### Tarea 1:
En el fragmento sobre el tiroteo en un partido de fútbol en Córdoba, ¿cuántos impactos de bala recibió el árbitro y en qué partes del cuerpo?
### Tarea 2:
Continúa el fragmento sobre el tiroteo en un partido de fútbol en Córdoba a partir de su última oración.

### Fragmento del documento:
-*-*-

El partido del fútbol regional de Argentina revive la violencia recurrente en las canchas del país sudamericano

Una persona fue asesinada y otra resultó herida durante un partido de la liga regional en la Provincia de Córdoba, Argentina, que se disputaba en el campo de la Ribera, en la localidad conocida como La Quinta. Uno de los jugadores, del cual se desconoce el nombre, agredió en el campo a un rival. El juez del encuentro, de 43 años, expulsó al agresor, que según testigos responde al apodo de Pelado, y éste se dirigió hacia donde se encontraba su maleta, de donde extrajo un revólver y disparó varias veces contra el árbitro.

Fuentes policiales confirmaron que el réferi recibió tres impactos de bala: en el pecho, en el cuello y en la cabeza, según la agencia EFE. El agresor, que se encuentra prófugo desde el domingo pasado, cuando sucedió el incidente, hirió además a un jugador de 25 años en el pecho, quien se encuentra internado en un hospital de la zona.

-*-*-

### Material de estudio:
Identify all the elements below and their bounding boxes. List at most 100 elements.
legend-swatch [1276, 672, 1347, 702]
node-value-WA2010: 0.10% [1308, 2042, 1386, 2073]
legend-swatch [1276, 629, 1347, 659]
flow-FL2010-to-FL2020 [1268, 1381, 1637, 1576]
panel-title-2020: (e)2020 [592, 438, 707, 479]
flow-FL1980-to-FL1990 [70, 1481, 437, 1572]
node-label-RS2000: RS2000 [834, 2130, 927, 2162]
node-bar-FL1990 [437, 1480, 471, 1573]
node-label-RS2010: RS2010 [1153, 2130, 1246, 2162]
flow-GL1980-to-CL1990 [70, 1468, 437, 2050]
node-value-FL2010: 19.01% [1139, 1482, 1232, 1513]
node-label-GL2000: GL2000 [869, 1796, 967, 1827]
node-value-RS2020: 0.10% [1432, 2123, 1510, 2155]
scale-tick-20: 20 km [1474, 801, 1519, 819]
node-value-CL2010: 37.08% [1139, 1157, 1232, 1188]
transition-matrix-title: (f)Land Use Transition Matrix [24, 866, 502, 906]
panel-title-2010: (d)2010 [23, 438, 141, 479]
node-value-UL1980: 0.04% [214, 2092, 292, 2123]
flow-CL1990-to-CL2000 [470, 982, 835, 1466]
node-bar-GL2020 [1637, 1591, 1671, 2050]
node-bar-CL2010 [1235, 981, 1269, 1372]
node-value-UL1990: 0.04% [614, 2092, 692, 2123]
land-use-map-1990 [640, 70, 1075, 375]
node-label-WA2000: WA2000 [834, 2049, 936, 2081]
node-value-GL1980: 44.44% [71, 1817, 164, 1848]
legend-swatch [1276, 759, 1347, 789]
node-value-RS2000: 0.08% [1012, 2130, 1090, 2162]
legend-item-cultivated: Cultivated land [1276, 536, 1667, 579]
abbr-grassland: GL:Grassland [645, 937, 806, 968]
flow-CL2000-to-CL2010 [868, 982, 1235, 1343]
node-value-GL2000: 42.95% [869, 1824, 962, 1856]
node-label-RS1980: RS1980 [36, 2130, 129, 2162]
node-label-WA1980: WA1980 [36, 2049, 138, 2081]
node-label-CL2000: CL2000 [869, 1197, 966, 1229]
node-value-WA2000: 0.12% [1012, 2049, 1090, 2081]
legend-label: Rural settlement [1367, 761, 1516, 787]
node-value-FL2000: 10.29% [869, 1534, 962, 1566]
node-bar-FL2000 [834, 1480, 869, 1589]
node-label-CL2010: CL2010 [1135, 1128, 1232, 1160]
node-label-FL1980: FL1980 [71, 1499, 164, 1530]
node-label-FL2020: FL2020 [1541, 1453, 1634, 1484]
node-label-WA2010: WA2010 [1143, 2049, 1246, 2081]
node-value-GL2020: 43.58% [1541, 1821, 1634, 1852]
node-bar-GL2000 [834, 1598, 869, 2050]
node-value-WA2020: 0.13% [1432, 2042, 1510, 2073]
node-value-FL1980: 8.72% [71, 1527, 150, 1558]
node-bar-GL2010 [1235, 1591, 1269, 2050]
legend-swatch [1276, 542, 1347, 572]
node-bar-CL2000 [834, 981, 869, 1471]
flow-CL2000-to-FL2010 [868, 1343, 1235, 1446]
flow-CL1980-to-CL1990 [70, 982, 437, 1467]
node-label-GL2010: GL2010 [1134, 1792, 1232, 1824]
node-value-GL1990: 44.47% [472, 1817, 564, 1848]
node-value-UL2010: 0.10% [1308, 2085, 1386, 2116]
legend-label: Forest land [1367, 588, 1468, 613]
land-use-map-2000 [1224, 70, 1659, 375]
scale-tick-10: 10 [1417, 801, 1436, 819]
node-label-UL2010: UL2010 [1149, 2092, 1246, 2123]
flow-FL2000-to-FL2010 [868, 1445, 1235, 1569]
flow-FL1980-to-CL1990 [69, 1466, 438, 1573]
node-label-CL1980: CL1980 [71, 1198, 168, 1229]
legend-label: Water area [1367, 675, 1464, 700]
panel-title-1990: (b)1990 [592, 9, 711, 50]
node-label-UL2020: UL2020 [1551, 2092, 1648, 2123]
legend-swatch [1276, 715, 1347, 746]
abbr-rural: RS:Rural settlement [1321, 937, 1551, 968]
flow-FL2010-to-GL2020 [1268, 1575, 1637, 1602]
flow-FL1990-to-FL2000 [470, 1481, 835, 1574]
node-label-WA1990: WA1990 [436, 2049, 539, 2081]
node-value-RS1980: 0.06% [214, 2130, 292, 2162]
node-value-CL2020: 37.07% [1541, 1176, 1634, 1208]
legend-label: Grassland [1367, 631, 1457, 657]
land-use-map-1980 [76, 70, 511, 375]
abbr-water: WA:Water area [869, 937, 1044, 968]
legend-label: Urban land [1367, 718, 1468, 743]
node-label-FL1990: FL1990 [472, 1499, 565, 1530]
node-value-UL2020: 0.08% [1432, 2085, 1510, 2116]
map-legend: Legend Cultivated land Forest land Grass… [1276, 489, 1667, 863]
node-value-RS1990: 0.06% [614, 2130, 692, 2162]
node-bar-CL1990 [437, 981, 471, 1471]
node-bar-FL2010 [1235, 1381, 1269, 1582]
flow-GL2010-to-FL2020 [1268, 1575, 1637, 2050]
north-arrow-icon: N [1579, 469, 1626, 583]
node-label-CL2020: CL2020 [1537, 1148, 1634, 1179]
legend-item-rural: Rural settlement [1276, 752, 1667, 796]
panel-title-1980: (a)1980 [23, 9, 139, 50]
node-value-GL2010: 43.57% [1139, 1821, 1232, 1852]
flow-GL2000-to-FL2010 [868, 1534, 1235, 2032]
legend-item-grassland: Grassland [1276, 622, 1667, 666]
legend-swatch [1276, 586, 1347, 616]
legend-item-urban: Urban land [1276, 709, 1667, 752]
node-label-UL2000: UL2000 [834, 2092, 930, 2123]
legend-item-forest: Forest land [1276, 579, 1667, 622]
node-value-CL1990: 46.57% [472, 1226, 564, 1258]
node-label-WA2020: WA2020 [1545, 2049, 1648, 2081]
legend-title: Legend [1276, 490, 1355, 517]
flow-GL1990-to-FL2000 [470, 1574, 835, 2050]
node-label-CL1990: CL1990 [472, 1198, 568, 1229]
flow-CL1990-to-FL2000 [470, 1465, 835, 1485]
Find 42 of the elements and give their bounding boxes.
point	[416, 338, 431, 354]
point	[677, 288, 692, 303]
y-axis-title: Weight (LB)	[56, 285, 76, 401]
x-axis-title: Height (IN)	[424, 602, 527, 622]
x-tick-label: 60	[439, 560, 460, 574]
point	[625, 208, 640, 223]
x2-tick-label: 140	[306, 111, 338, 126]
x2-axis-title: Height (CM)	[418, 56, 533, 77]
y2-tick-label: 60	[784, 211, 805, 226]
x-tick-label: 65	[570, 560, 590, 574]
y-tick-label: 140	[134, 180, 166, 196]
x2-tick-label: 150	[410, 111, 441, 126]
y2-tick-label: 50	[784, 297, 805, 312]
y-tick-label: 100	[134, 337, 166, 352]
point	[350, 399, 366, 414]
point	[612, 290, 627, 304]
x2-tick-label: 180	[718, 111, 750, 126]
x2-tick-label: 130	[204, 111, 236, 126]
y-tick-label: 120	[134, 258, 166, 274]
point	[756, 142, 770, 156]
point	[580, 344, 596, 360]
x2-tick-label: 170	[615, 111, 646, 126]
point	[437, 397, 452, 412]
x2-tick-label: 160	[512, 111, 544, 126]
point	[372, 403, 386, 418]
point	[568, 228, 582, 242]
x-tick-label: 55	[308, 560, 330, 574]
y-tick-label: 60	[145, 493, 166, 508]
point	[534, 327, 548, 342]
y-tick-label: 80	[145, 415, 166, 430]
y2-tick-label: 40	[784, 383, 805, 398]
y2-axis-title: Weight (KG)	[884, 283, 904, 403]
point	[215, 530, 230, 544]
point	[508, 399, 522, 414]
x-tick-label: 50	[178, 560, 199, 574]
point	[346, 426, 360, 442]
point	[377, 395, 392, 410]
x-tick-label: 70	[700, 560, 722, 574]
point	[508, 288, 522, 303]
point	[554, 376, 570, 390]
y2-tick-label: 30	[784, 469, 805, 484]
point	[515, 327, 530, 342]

-*-*-

### Respuesta 1:
Tres impactos: en el pecho, en el cuello y en la cabeza.

### Respuesta 2:
Las autoridades cordobesas están en la búsqueda del sospechoso, pero todas las noticias pasaron a segundo plano por la tormenta que impactó el lunes a la ciudad de Córdoba, capital de la provincia argentina situada en el centro del país. Las inundaciones, los cortes de luz y las evacuaciones han dejado el saldo de 4 muertos y cientos de damnificados. Se espera que las lluvias continúen a lo largo de la semana.

El fútbol argentino, que se caracteriza por la calidad de sus jóvenes promesas, también está asociado a la violencia en las canchas. Según la asociación civil Salvemos al Fútbol, la cantidad de víctimas mortales en el fútbol argentino desde 1922 hasta la actualidad supera las 300.

En las categorías profesionales, los aficionados o hinchadas de los equipos visitantes tienen prohibido asistir al estadio del equipo adversario. El gobierno argentino, que gestiona los derechos televisivos de la primera división, permite que las directivas de los clubes impongan el “derecho de admisión” a las barras bravas (aficionados radicales) de los equipos para que tampoco puedan ingresar a los campos.

El problema de la violencia en el fútbol sudamericano parece haber alcanzado también a las categorías amateur de Argentina.